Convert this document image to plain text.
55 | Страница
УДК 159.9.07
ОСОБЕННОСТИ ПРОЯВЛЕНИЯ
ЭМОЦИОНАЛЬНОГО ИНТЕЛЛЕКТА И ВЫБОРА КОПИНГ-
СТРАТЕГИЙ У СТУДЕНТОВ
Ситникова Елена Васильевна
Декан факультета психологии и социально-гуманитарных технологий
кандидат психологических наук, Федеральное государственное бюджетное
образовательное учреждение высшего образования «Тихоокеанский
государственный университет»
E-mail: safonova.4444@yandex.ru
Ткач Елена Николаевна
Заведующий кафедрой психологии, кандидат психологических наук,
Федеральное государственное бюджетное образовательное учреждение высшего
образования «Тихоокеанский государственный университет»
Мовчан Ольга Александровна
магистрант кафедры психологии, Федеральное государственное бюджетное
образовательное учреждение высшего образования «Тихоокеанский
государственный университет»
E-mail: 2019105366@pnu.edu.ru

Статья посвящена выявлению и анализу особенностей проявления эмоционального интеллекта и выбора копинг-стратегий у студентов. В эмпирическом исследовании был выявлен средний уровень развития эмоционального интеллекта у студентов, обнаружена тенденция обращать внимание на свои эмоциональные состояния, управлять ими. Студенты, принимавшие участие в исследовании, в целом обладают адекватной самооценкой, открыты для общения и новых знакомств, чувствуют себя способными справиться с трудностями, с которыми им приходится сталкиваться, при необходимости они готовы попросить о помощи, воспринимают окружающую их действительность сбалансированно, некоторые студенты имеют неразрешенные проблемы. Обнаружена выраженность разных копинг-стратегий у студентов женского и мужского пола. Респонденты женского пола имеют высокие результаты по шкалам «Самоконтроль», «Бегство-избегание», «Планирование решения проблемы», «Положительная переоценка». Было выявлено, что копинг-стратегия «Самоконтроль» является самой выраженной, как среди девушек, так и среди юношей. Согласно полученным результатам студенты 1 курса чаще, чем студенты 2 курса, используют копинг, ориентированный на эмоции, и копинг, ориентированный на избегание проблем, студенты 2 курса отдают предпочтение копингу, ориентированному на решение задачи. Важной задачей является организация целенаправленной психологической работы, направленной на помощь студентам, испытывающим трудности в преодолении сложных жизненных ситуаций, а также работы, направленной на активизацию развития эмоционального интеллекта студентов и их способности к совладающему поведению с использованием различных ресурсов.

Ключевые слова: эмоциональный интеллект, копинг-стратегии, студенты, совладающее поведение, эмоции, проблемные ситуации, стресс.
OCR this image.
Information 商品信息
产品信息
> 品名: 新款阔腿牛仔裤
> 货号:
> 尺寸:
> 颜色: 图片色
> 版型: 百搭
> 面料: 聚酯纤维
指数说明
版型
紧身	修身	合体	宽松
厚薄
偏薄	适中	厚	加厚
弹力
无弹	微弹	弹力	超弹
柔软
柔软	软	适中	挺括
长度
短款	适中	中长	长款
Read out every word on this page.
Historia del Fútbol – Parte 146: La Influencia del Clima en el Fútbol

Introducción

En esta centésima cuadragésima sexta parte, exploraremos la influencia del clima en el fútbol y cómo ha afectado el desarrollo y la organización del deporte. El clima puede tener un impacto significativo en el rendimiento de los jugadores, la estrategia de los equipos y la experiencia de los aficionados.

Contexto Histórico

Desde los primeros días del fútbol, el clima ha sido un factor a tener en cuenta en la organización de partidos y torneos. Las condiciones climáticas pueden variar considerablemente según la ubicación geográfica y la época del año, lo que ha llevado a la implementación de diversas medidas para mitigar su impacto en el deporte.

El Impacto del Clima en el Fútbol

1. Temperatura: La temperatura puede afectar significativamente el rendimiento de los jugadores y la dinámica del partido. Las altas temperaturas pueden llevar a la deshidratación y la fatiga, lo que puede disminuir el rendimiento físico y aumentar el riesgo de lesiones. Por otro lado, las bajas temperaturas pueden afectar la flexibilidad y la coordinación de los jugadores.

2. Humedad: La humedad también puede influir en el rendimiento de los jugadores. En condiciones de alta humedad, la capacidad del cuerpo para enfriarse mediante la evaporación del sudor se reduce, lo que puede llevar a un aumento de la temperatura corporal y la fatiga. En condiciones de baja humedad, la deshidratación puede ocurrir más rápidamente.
● ● ●
Written problem → State how many lines above include the word "наук", and nothing more.

Task result → 2